> **GIVEN EXERCISE**
Return the listing below in full, with every line exactly as it is.

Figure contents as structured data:
# # #
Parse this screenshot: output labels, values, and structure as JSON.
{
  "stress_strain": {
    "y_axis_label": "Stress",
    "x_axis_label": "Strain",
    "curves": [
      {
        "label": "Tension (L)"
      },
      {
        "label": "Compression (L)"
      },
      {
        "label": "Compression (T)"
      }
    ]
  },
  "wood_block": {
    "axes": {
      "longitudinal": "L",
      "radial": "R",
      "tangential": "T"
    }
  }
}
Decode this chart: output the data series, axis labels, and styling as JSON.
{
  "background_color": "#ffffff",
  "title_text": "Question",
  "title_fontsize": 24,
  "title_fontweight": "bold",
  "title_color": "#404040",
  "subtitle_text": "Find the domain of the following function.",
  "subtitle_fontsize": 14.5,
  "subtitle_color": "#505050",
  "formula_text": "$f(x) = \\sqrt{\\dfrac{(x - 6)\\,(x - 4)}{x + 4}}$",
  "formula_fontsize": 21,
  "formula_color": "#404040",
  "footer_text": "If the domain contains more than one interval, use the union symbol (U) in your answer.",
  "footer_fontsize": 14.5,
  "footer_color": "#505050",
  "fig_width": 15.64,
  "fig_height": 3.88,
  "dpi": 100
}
# # #
> **FINISHED ANSWER**
Parse this screenshot: output labels, values, and structure as JSON.
{
  "stress_strain": {
    "y_axis_label": "Stress",
    "x_axis_label": "Strain",
    "curves": [
      {
        "label": "Tension (L)"
      },
      {
        "label": "Compression (L)"
      },
      {
        "label": "Compression (T)"
      }
    ]
  },
  "wood_block": {
    "axes": {
      "longitudinal": "L",
      "radial": "R",
      "tangential": "T"
    }
  }
}
Decode this chart: output the data series, axis labels, and styling as JSON.
{
  "background_color": "#ffffff",
  "title_text": "Question",
  "title_fontsize": 24,
  "title_fontweight": "bold",
  "title_color": "#404040",
  "subtitle_text": "Find the domain of the following function.",
  "subtitle_fontsize": 14.5,
  "subtitle_color": "#505050",
  "formula_text": "$f(x) = \\sqrt{\\dfrac{(x - 6)\\,(x - 4)}{x + 4}}$",
  "formula_fontsize": 21,
  "formula_color": "#404040",
  "footer_text": "If the domain contains more than one interval, use the union symbol (U) in your answer.",
  "footer_fontsize": 14.5,
  "footer_color": "#505050",
  "fig_width": 15.64,
  "fig_height": 3.88,
  "dpi": 100
}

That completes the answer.